» YOUR TASKS
a: Check each statement against the computer vision course description and answer yes or no, quoting the exact words of the description that settle it: (i) The course places a strong emphasis on 3D vision. (ii) The course covers structured prediction using deep neural networks alone. (iii) After the course, students should be able to conduct original research in the field.
b: Write out the computer vision course description from "Students gain an" up to and including "in this area.", without changing anything.
c: Write what comes next in the computer vision course description, picking up after its last sentence.

» PAGE
Students gain an understanding of the theoretical and practical concepts of computer vision including image formation, camera models, feature detection, multiple view geometry, 3D reconstruction, motion estimation, object recognition, scene understanding and structured prediction using deep neural networks and graphical models. A strong emphasis of this course is on 3D vision. After this course, students should be able to understand and apply the basic concepts of computer vision in practice, develop and train computer vision models, reproduce research results and conduct original research in this area.

» RECORDS SHOWN
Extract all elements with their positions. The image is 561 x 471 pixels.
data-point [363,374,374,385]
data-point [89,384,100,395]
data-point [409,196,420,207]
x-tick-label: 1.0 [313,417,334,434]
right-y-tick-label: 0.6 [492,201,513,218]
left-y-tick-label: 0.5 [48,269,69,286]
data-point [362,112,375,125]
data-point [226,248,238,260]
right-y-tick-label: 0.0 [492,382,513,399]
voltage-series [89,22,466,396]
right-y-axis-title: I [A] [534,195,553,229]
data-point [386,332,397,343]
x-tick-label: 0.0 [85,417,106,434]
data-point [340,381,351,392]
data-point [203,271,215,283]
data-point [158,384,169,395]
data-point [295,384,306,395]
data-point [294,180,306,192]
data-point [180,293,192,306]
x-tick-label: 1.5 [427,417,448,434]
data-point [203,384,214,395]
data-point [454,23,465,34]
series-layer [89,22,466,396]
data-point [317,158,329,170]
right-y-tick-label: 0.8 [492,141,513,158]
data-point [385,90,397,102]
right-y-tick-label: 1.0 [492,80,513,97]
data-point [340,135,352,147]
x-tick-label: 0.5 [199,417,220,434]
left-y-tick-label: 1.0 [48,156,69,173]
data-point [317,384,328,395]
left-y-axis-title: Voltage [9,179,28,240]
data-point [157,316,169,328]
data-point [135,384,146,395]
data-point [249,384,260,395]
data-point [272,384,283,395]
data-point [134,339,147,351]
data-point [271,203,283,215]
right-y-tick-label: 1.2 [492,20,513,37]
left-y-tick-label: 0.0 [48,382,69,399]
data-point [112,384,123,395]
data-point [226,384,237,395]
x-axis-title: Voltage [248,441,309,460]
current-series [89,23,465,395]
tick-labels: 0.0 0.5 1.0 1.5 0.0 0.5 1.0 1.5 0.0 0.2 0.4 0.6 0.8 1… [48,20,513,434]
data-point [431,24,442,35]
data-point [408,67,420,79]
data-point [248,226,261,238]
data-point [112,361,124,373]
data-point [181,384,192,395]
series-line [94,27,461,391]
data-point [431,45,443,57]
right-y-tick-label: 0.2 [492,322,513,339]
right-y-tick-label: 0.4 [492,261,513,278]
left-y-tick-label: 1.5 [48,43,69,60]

» ANSWERS FOR THE TASKS
a:
(i) Yes: "A strong emphasis of this course is on 3D vision."
(ii) No: "structured prediction using deep neural networks and graphical models"
(iii) Yes: "conduct original research in this area"

b:
Students gain an understanding of the theoretical and practical concepts of computer vision including image formation, camera models, feature detection, multiple view geometry, 3D reconstruction, motion estimation, object recognition, scene understanding and structured prediction using deep neural networks and graphical models. A strong emphasis of this course is on 3D vision. After this course, students should be able to understand and apply the basic concepts of computer vision in practice, develop and train computer vision models, reproduce research results and conduct original research in this area.

c:
Overview

Course number: ML-4360
Credits: 9 ECTS
Recommended for: Master, 2nd semester
Total Workload: 270h
This lecture is taught as flipped classroom: Lectures will be provided via YouTube and must be watched before the respective interactive live sessions.
Each week, we host an interactive live session where questions regarding the lecture and exercises are posed and discussed together. It is essential for students to attend the live sessions.
We also offer additional weekly helpdesks where students may ask questions to obtain individual feedback and support for solving the exercises.
In addition, we provide regular quizzes via our quiz server with questions on the lectures and exercises for self-assessment and self-motivation.
Finally, we are providing continuously and timely support via our chat.
See 'Important Links' in the sidebar to access the videos, slides, exercises, chat, zoom room and quiz.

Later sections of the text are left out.